= Passage =
---------------

For several reasons canceling car insurance is not a good move, even when you need to save money. Here are some of the biggest reasons:

Coverage lapse

If you cancel your insurance and re-up it a few months later, you get lumped in with what insurers call a lapse in coverage. In the insurance companies’ eyes, that typically means you didn’t pay your bill and your policy was canceled, or your policy got canceled because of high-risk driving.

“Insurers say that much like drivers with poor credit, based on their research, drivers with a lapse in coverage file more claims, and so do high-risk drivers,” explained experts at CarInsurance.com.

When you cancel, the following happens but can vary depending on what state you live in:

  • Because the car is registered in your name, your state DMV will assume you are driving it. So, you will typically have to surrender the plates, cancel your registration, or face fines. That’s a lot of hoops to jump through if you plan to start driving again reasonably soon, as you’ll also have to register it.
  • You’ll lose discounts you may have with your current insurance company, such as multi-car, bundle and if you’ve built up time toward safe driver discounts or loyalty discounts.
  • When you need to get coverage again, you’ll pay an average of 9% more because insurance companies frown upon a lapse in coverage.

When disaster strikes

Working from home doesn’t mean that you’ll never need your car. If there were an emergency and you had to drive it, fines could be levied against you, and if you get into an accident, you may be held responsible for out-of-pocket damages.

Keep in mind that not driving means truly, not driving at all. There were no quick trips to the store, no emergency drives to the ER, or even a one-mile drive down the road to the neighbor’s house. If you drop your car insurance, driving for any reason is illegal (unless you live in New Hampshire or Virginia) and incredibly risky.

Instead of saving, you could end up paying

Even if you are not driving at all, there are laws in many states that require a registered car to be insured. If you don’t live in one of those states and still think you won’t be driving, consider that comprehensive insurance would cover natural disasters, fire, and theft even if your car were sitting in your driveway and not being driven.

Another critical thing to consider is if anyone else living in your home might drive your vehicle with or without your knowledge, you may still face fines for lack of insurance and costs for damages if the person is in an at-fault accident.

Canceling your car insurance can be an expensive decision.

How to lower car insurance rates without canceling?

Now you know why canceling your car insurance may not be the best idea, but you still want to save some money, right? We have some great tips on lowering your car insurance if you’re driving less or just looking for ways to save money.

  • Usage-based insurance: check into a pay-per-mile insurance policy or other usage-based programs like Progressive’s Snapshot
  • Low mileage discount: Ask your insurer about discounts for low mileage
  • Raise your deductible: Raising your deductible will lower your premium, but be sure you can afford the higher deductible in the event there is a claim
  • Temporarily suspend your insurance: If you are on military deployment or traveling for long periods, suspending your insurance temporarily may be an option
  • Call your agent: Ask your insurance agent for advice on how to lower your car insurance premium
  • Shop around: At least once a year, shop around to make sure you’re getting the best deal on your car insurance.

When to cancel car insurance

Although we’ve suggested several alternatives to canceling your car insurance, there will undoubtedly be times when canceling makes sense.

---------------

= Task material =

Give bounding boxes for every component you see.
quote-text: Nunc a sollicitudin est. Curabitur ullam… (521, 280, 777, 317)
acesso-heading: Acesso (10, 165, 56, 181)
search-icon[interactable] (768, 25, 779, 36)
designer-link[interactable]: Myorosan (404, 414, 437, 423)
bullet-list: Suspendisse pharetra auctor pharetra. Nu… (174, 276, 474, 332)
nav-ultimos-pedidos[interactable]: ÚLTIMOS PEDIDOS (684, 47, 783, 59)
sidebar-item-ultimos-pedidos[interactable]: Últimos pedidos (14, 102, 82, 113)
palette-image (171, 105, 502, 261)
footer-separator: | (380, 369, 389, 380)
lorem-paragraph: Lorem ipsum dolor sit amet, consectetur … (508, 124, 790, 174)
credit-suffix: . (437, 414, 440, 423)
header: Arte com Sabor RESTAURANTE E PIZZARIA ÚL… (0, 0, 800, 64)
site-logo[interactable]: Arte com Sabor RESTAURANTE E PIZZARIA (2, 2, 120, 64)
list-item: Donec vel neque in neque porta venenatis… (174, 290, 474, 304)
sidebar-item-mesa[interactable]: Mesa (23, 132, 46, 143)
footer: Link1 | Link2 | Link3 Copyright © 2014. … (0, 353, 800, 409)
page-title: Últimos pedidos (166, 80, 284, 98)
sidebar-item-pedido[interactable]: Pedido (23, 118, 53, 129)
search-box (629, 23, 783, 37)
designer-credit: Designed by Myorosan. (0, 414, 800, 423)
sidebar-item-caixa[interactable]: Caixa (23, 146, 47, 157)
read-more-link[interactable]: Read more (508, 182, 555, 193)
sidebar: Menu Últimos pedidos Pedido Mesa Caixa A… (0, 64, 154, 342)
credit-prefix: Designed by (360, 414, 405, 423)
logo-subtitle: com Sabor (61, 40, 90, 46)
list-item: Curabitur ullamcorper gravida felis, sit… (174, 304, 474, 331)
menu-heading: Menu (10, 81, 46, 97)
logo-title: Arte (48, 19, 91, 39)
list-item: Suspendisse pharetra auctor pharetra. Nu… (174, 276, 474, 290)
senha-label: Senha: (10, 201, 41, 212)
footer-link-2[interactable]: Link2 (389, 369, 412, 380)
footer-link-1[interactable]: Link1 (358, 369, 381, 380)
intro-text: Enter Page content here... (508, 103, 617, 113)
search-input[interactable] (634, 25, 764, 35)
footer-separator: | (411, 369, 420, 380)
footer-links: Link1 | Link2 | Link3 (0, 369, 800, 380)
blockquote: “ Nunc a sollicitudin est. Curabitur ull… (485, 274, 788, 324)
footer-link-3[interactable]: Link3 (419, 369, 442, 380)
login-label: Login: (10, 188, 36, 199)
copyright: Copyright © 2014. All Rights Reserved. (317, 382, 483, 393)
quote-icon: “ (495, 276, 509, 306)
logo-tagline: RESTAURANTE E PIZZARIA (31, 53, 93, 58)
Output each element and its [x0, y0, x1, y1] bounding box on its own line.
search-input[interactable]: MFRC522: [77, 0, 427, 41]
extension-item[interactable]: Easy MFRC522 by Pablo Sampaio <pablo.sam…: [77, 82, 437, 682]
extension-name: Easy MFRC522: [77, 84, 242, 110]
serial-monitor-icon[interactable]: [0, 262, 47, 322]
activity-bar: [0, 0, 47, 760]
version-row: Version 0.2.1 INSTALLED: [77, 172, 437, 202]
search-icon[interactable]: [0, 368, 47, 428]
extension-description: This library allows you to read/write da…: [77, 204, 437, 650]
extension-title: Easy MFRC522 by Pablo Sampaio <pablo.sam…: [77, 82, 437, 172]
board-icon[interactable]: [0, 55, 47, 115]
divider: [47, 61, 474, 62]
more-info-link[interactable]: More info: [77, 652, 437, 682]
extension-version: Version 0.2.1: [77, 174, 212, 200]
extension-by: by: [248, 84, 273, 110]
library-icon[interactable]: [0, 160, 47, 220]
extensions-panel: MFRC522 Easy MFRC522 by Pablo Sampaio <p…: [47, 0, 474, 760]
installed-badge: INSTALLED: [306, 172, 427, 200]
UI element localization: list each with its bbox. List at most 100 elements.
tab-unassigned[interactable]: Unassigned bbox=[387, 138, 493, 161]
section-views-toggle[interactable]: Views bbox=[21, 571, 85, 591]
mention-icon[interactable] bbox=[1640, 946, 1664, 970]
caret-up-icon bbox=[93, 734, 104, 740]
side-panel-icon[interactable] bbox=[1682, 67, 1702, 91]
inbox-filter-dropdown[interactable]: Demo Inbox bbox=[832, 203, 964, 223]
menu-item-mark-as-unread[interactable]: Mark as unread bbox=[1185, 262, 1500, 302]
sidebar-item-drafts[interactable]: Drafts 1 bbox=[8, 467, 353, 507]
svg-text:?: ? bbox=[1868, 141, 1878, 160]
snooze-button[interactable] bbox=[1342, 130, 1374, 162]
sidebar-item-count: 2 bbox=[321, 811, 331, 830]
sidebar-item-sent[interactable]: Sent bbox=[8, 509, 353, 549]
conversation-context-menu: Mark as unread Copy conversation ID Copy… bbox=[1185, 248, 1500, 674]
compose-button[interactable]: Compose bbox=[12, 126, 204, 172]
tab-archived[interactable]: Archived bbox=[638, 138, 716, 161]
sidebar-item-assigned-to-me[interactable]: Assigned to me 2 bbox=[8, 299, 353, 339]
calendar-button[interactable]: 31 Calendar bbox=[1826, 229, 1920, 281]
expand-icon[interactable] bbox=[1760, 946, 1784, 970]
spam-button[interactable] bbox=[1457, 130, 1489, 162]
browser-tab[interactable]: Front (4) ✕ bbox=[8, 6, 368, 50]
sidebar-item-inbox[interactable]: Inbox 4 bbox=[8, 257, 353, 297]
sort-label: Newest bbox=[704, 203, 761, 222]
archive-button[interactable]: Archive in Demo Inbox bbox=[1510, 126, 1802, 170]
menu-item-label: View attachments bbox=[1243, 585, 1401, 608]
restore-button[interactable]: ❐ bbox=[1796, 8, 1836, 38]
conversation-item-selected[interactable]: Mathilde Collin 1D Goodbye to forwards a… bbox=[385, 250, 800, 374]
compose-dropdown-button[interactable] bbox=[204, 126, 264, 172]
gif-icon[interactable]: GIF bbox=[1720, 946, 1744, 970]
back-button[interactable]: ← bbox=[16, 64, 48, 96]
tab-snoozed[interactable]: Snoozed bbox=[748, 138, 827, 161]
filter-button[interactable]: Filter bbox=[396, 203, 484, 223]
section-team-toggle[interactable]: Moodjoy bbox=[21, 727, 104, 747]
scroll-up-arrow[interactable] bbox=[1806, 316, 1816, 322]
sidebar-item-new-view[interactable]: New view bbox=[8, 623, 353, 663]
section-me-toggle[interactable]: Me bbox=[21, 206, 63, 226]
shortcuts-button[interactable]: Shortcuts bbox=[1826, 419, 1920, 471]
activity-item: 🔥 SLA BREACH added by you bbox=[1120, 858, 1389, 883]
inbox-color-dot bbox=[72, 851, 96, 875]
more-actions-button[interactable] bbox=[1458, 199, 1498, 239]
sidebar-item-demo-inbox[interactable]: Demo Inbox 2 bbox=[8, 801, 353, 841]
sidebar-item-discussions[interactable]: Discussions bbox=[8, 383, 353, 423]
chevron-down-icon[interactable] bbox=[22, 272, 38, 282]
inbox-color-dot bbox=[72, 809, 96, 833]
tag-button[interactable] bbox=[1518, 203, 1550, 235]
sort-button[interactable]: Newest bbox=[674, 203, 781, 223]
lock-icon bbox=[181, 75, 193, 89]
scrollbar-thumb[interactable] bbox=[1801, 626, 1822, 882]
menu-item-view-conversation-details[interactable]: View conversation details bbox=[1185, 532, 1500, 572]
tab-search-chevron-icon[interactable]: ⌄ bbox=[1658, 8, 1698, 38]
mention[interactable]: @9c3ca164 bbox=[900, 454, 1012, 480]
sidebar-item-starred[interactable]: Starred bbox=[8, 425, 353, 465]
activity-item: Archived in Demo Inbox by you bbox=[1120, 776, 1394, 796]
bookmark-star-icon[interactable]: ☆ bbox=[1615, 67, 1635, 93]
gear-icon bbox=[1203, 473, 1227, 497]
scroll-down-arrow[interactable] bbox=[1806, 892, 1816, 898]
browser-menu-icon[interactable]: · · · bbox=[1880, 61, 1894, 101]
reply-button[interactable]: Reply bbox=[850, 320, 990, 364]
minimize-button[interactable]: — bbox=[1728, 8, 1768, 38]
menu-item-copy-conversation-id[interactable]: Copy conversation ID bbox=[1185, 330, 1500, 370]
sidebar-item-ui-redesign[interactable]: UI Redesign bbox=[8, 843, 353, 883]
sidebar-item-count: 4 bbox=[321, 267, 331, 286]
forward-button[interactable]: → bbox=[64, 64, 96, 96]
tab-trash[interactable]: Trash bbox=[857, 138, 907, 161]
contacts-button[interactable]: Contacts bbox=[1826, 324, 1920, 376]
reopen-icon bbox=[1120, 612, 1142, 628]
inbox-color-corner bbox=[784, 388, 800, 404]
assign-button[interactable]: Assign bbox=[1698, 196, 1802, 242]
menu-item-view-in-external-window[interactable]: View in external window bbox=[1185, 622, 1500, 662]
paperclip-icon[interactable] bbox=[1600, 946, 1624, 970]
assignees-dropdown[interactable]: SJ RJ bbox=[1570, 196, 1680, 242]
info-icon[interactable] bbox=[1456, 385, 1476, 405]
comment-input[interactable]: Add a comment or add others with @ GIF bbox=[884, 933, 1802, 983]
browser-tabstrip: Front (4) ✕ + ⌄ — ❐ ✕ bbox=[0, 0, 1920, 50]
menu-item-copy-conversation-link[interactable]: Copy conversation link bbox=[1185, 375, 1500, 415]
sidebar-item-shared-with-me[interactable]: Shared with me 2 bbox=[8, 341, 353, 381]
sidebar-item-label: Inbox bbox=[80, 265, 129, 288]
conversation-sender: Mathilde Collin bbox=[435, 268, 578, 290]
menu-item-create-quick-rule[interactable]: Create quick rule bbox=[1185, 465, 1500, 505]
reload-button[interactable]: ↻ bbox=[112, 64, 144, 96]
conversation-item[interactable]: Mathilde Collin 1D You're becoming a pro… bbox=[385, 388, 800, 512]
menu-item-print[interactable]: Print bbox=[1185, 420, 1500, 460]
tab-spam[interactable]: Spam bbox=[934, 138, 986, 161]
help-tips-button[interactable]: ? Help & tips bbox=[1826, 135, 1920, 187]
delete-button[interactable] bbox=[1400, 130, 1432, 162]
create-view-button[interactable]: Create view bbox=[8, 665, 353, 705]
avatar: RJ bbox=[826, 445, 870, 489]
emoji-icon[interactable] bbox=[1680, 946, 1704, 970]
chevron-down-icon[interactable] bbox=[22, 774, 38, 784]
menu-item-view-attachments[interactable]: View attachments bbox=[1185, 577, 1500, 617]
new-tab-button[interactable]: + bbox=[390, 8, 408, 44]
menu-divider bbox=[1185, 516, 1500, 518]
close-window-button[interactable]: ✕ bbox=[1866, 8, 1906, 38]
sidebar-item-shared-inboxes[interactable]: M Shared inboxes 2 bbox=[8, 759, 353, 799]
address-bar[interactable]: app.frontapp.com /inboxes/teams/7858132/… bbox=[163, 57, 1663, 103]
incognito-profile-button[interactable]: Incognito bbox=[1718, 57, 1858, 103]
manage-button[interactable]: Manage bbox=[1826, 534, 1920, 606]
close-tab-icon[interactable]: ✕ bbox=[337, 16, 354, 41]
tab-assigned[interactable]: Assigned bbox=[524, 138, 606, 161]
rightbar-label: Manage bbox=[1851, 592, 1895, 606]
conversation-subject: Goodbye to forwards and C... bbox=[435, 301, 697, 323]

---------------

= Given request 1 =
Report each line of the records that contains the string "color", treating uppercase and lowercase as different.
= Given request 2 =
Pick up the car insurance article after its final sentence and keep writing it.

= Expected output 1 =
inbox-color-dot bbox=[72, 851, 96, 875]
inbox-color-dot bbox=[72, 809, 96, 833]
inbox-color-corner bbox=[784, 388, 800, 404]

= Expected output 2 =
The only time canceling car insurance is a good idea is if you get rid of your car. Maybe you’re downsizing from two cars to one? Perhaps you’ve decided public transportation is the only thing you’ll need for the foreseeable future. Whatever the case, you don’t normally need car insurance if you don’t have a car to cover. If you have a special circumstance, such as being required to carry an SR-22, and still need a policy without a car, look for a non-owner policy.

When to cancel car insurance after selling a car

If you sell or have sold your car, you’re probably wondering how and when to cancel car insurance. If you sell your vehicle, you will want to contact your insurance agent immediately to let them know you’ll cancel and what date the cancellation should be effective.

Many people think that once their car is sold and the title is transferred with the DMV (Department of Motor Vehicles), the DMV will notify the insurance company. But the reality is, things don’t work that way. Imagine if the DMV was responsible for informing every single insurance company every time vehicle ownership changed for each vehicle in their state.

Instead, it is up to you to cancel your insurance, which might result in you getting a premium refund if you prepaid your premium.

Can you cancel your car insurance at any time?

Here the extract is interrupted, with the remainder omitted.